>> BEGIN Dataset excerpts
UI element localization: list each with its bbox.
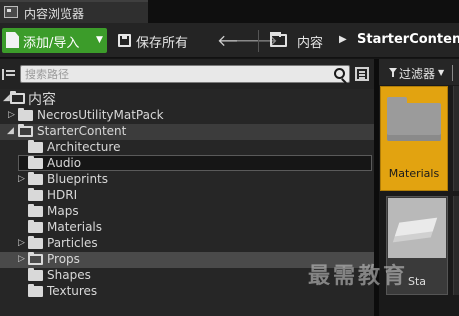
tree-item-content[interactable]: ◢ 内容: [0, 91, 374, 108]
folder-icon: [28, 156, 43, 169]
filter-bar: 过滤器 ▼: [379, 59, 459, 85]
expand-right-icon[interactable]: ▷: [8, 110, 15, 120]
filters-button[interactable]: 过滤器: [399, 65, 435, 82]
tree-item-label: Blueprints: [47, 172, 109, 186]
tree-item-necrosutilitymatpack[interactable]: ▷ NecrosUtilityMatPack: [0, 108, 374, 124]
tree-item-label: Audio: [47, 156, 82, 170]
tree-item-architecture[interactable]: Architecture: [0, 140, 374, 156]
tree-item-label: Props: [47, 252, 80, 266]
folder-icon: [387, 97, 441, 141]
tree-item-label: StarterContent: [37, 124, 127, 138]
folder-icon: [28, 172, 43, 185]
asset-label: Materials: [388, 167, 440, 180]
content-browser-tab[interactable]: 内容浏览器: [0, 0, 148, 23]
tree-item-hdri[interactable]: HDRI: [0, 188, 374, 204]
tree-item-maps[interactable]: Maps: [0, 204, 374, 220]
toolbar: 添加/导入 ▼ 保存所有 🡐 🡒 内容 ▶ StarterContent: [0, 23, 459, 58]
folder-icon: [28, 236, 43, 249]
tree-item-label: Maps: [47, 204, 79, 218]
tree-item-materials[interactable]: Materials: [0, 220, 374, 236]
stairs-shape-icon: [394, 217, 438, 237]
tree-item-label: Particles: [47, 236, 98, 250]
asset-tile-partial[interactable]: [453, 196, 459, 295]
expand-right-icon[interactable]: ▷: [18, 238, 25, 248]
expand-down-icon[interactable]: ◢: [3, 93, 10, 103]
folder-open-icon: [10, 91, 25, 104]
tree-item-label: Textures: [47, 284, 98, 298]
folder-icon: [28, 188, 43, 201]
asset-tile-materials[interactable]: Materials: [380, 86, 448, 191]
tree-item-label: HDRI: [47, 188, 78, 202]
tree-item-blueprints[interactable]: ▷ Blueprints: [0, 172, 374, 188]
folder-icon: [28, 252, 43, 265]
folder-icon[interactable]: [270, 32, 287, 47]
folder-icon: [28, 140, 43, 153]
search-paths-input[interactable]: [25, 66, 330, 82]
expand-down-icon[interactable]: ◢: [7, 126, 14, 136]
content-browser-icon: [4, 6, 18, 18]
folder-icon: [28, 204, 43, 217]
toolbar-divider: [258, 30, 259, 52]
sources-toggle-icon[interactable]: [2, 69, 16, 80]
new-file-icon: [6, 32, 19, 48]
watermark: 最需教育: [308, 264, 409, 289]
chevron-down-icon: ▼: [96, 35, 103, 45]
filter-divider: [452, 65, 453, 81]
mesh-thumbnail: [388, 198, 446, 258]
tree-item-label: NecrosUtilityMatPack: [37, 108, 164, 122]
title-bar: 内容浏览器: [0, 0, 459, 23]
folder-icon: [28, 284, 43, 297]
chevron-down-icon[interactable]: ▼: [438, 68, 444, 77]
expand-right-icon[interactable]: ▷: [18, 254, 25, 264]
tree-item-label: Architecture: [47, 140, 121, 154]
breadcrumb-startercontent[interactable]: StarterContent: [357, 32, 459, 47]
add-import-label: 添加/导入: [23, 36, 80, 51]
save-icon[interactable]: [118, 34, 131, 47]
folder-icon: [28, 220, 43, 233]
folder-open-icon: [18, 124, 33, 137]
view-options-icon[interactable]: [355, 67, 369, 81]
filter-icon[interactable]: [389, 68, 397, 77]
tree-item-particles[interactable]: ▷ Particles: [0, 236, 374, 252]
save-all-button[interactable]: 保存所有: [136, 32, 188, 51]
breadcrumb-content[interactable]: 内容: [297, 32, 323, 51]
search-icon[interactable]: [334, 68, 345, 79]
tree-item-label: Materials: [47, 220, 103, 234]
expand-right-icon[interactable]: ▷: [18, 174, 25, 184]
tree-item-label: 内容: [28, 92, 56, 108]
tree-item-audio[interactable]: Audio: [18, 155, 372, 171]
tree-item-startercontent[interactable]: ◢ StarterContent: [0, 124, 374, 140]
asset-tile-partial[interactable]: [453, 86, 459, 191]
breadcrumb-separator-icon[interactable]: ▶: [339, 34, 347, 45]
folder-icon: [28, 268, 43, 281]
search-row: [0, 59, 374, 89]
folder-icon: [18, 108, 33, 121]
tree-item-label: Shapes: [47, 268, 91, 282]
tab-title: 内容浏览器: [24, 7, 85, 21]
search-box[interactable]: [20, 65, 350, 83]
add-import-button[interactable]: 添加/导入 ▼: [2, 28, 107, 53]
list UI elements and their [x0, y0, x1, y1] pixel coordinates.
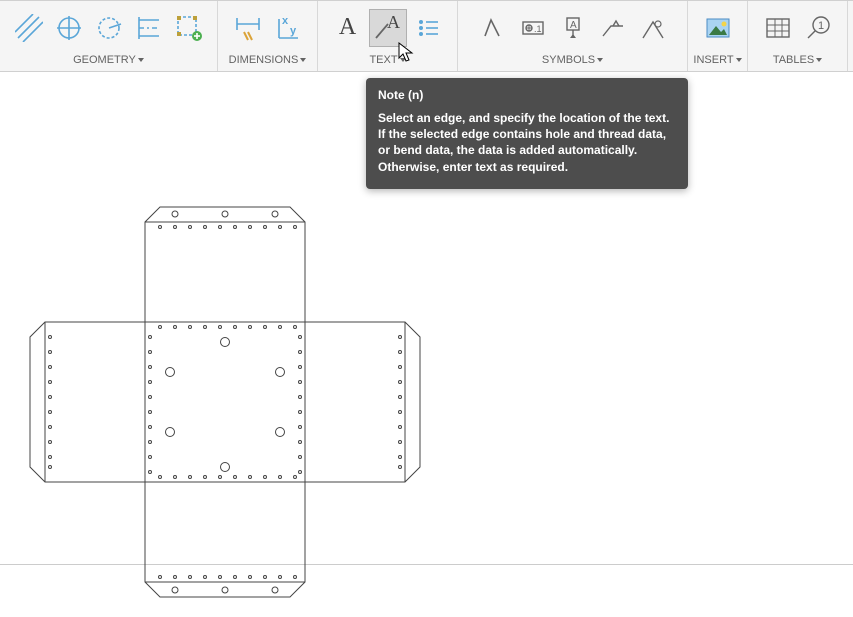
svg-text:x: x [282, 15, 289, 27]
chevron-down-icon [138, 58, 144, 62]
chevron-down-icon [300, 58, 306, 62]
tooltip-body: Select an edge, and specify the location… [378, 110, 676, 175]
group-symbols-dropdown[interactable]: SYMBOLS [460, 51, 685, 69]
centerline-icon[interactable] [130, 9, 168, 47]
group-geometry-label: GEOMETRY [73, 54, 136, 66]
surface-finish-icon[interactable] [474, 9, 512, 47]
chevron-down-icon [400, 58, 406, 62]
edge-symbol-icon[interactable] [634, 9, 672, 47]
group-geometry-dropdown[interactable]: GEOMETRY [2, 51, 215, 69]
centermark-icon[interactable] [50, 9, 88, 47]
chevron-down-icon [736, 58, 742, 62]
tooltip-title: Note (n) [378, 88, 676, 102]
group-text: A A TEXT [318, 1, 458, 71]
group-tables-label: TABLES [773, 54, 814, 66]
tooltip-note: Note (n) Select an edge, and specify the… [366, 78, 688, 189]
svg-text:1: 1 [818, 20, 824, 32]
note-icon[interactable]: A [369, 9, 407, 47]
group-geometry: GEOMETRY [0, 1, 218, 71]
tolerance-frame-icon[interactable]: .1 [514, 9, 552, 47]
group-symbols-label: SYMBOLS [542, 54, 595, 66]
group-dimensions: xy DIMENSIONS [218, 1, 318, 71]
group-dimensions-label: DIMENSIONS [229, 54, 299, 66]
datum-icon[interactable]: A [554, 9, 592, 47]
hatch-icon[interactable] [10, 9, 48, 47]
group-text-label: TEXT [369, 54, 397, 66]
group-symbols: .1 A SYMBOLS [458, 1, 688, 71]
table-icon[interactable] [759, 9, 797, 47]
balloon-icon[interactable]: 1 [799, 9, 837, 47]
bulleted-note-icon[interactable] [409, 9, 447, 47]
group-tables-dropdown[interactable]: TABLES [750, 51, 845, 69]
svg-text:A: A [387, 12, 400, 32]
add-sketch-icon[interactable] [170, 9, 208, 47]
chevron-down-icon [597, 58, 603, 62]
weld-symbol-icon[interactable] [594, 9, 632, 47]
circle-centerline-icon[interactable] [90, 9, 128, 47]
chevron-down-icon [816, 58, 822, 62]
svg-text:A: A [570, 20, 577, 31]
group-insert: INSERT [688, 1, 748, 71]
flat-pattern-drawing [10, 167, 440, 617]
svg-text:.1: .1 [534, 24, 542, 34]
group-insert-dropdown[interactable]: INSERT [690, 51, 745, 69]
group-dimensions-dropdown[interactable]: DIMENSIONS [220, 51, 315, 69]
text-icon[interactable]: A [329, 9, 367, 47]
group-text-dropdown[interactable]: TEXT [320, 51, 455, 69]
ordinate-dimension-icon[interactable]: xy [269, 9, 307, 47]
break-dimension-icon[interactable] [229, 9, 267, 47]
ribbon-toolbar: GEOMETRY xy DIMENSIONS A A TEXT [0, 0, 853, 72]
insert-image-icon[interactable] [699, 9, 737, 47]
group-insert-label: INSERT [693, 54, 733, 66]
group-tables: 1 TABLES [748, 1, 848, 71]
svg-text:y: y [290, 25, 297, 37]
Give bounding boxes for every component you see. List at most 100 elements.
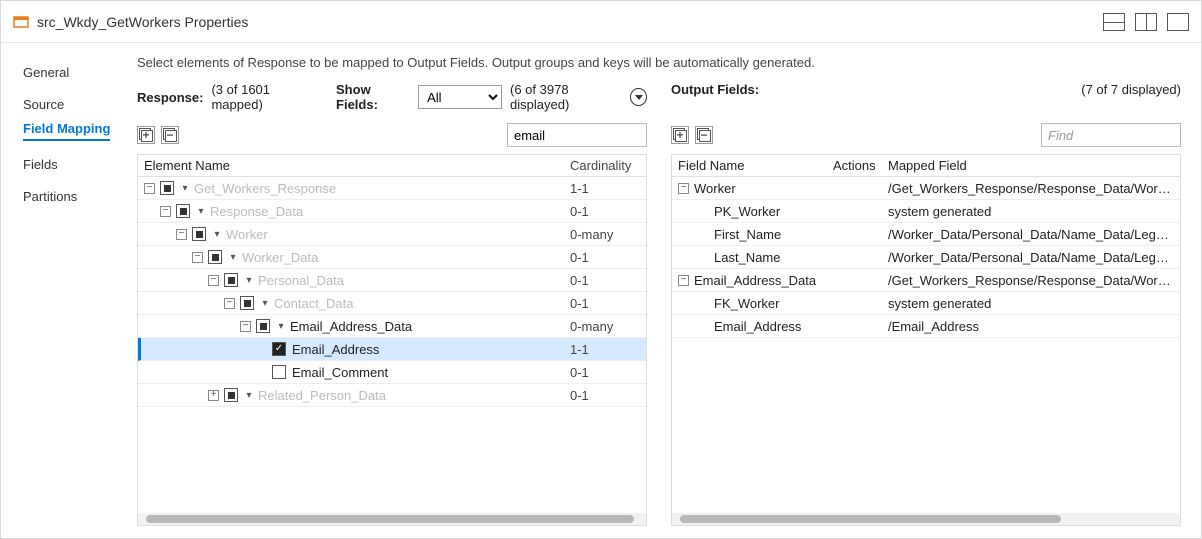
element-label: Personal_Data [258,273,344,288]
>> END Dataset excerpts
## Description of the task:
Please copy the records verbatim, beginning at the line that contains "tree-item-content[interactable]: ◢ 内容: [0, 91, 374, 108]" and ending after the line that contains "folder-icon: [28, 188, 43, 201]".

## Written response:
tree-item-content[interactable]: ◢ 内容: [0, 91, 374, 108]
folder-icon: [28, 156, 43, 169]
filter-bar: 过滤器 ▼: [379, 59, 459, 85]
expand-right-icon[interactable]: ▷: [8, 110, 15, 120]
filters-button[interactable]: 过滤器: [399, 65, 435, 82]
tree-item-label: Blueprints: [47, 172, 109, 186]
tree-item-necrosutilitymatpack[interactable]: ▷ NecrosUtilityMatPack: [0, 108, 374, 124]
tree-item-label: Audio: [47, 156, 82, 170]
tree-item-architecture[interactable]: Architecture: [0, 140, 374, 156]
tree-item-label: Props: [47, 252, 80, 266]
folder-icon: [387, 97, 441, 141]
tree-item-label: StarterContent: [37, 124, 127, 138]
folder-icon: [28, 172, 43, 185]
asset-label: Materials: [388, 167, 440, 180]
content-browser-tab[interactable]: 内容浏览器: [0, 0, 148, 23]
tree-item-hdri[interactable]: HDRI: [0, 188, 374, 204]
tree-item-maps[interactable]: Maps: [0, 204, 374, 220]
toolbar: 添加/导入 ▼ 保存所有 🡐 🡒 内容 ▶ StarterContent: [0, 23, 459, 58]
folder-icon: [28, 236, 43, 249]
tree-item-label: Maps: [47, 204, 79, 218]
tree-item-materials[interactable]: Materials: [0, 220, 374, 236]
stairs-shape-icon: [394, 217, 438, 237]
tree-item-label: Particles: [47, 236, 98, 250]
asset-tile-partial[interactable]: [453, 196, 459, 295]
expand-right-icon[interactable]: ▷: [18, 238, 25, 248]
expand-down-icon[interactable]: ◢: [3, 93, 10, 103]
folder-open-icon: [10, 91, 25, 104]
tree-item-label: Textures: [47, 284, 98, 298]
folder-icon: [28, 188, 43, 201]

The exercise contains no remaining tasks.